→ **CHALLENGE**: Copy out all the lines where "significant" shows up.

[Records from a dataset]
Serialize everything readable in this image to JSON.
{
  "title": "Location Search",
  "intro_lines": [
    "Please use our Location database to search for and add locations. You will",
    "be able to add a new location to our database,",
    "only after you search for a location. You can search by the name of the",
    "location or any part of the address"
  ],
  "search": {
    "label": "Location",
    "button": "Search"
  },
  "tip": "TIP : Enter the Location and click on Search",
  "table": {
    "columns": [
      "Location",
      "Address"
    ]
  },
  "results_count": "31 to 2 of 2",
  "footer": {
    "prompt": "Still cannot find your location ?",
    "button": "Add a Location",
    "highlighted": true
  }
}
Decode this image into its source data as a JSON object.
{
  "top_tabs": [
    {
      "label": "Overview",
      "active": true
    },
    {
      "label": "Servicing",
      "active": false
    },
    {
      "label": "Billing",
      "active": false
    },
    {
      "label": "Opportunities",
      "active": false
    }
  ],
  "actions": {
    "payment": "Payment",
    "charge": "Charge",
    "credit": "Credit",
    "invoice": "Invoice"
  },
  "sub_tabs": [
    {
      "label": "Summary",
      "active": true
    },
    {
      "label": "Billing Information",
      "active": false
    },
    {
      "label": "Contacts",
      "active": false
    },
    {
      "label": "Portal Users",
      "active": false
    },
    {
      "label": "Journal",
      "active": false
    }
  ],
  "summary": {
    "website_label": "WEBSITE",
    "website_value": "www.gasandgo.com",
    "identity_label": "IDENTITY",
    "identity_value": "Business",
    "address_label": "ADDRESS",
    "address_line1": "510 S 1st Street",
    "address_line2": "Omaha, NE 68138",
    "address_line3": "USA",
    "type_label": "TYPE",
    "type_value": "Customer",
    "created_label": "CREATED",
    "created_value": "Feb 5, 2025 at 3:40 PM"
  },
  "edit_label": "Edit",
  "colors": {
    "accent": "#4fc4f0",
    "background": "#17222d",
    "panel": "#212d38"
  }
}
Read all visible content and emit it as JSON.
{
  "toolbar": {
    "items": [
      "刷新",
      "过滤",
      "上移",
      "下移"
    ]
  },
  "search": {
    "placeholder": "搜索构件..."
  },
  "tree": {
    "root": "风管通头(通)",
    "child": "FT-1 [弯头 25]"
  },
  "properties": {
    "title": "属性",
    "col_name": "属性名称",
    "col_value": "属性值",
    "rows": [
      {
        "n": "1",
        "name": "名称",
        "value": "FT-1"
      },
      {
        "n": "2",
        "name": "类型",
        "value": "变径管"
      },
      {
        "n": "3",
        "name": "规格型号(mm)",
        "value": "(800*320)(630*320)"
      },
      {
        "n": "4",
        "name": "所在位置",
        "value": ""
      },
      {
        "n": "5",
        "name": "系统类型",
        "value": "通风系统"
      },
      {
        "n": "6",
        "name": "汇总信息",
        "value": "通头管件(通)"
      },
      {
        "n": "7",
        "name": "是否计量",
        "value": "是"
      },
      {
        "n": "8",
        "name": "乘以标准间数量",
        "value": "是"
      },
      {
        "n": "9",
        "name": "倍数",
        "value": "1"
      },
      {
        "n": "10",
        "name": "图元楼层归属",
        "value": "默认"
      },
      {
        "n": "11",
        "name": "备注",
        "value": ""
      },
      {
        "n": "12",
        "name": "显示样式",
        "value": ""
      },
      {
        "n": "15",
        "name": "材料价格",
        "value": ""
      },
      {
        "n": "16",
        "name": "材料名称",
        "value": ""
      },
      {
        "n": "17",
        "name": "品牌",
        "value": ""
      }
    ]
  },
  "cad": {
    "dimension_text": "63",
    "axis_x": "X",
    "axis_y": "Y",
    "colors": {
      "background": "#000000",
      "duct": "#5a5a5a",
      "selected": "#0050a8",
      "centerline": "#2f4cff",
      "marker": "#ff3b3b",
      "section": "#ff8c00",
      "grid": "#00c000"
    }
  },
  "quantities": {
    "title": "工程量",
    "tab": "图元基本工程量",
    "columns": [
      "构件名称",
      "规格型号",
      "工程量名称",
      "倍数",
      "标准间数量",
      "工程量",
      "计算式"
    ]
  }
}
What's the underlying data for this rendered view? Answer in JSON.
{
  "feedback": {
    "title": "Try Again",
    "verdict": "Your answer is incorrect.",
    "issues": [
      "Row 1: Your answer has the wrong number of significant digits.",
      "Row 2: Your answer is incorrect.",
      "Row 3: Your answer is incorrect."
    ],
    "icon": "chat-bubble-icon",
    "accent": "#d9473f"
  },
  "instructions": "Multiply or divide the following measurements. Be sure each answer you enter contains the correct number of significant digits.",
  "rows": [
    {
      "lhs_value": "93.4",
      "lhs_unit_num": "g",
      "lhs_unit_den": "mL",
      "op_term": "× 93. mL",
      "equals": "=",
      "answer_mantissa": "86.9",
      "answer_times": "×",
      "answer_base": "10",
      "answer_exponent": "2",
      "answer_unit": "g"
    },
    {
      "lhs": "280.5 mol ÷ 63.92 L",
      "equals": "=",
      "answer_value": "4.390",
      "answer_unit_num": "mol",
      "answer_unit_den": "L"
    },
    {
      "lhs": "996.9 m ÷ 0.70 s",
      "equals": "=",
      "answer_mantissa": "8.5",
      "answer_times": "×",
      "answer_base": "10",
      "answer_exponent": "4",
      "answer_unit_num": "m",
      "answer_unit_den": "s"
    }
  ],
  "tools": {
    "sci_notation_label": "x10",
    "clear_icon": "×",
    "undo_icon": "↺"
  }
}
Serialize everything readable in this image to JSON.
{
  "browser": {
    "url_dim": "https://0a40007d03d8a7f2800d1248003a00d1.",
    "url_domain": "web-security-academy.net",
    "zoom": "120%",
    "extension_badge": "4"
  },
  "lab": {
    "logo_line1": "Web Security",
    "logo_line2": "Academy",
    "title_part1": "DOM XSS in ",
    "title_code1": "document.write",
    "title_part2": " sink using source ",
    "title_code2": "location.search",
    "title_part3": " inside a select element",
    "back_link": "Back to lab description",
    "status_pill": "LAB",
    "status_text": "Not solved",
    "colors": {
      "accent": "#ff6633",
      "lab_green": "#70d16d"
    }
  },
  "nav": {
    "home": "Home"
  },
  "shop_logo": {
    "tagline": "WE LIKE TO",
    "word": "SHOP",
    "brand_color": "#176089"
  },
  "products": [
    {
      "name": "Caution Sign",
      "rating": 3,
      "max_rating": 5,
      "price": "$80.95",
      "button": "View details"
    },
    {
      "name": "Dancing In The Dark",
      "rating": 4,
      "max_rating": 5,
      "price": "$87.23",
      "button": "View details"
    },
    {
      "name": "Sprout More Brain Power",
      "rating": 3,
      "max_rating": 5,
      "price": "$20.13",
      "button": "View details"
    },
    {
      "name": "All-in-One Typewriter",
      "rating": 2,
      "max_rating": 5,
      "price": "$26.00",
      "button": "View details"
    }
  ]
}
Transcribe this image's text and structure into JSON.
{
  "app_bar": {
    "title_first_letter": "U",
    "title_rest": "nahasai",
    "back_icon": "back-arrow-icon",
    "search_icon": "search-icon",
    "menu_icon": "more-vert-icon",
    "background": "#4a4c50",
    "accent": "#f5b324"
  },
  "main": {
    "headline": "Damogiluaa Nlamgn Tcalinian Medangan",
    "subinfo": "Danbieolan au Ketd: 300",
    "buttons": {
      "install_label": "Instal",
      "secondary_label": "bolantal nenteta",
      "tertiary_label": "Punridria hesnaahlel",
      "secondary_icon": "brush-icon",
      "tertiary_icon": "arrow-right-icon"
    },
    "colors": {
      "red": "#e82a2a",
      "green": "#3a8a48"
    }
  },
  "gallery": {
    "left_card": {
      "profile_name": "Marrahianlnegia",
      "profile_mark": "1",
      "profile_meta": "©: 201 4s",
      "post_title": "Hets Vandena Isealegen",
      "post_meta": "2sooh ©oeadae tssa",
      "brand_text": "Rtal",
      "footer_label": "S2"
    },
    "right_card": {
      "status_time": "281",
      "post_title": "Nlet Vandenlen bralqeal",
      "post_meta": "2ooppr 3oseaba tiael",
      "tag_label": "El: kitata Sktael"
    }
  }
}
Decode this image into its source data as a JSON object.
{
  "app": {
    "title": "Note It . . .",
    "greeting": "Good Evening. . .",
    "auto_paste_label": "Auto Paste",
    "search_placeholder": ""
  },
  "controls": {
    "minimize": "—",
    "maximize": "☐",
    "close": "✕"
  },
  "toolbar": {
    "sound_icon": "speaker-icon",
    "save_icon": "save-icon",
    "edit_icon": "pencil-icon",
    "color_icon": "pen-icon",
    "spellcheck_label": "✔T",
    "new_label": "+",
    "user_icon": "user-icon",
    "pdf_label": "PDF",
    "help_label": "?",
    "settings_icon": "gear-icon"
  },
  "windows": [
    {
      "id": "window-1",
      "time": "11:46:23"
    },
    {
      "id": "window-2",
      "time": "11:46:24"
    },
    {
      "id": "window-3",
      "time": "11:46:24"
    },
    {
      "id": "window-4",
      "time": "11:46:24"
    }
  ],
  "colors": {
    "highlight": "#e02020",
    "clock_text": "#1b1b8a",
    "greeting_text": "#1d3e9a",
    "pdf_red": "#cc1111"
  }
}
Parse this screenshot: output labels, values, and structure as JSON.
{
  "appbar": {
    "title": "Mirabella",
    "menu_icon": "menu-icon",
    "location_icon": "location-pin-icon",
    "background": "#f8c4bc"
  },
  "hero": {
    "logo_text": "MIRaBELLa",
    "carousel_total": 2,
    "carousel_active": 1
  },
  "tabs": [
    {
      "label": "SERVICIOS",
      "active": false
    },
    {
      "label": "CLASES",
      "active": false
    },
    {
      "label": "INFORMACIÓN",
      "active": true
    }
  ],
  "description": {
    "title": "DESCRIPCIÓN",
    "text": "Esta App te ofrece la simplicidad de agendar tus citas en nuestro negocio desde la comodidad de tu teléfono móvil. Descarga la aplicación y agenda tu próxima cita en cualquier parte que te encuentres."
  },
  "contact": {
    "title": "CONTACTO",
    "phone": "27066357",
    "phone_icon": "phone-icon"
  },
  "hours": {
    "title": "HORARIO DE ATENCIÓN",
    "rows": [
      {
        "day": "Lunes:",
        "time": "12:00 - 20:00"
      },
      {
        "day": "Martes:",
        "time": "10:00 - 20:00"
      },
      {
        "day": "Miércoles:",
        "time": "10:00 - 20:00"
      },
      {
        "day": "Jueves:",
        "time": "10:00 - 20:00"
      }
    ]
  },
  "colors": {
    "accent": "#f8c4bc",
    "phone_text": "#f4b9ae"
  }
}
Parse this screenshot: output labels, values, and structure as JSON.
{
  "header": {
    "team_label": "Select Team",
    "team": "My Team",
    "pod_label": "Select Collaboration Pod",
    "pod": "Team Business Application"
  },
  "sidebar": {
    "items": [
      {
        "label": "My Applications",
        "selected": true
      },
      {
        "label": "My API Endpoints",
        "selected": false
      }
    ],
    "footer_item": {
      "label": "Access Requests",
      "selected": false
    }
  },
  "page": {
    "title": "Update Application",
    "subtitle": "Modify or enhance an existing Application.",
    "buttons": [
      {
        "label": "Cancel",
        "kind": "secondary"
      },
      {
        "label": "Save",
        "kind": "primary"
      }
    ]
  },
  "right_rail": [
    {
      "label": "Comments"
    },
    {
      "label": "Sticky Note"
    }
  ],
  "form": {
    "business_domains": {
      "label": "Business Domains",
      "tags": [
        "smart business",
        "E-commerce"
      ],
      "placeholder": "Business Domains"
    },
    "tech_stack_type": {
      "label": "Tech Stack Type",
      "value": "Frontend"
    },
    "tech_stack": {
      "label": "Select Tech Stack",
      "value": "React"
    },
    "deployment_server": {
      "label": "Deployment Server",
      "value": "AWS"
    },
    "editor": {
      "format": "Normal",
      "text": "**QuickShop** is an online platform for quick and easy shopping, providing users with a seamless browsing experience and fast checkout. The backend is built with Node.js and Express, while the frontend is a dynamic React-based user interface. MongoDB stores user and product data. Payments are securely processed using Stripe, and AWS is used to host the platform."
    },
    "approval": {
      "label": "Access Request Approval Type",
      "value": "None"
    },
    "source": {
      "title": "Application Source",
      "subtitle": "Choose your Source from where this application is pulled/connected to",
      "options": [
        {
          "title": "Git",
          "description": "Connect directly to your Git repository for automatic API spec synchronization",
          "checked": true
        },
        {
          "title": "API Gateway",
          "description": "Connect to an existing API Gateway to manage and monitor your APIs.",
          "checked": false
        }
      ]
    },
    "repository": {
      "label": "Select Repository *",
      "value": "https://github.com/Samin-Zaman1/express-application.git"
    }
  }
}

→ **ANSWER FOR THE TASK**:
      "Row 1: Your answer has the wrong number of significant digits.",
  "instructions": "Multiply or divide the following measurements. Be sure each answer you enter contains the correct number of significant digits.",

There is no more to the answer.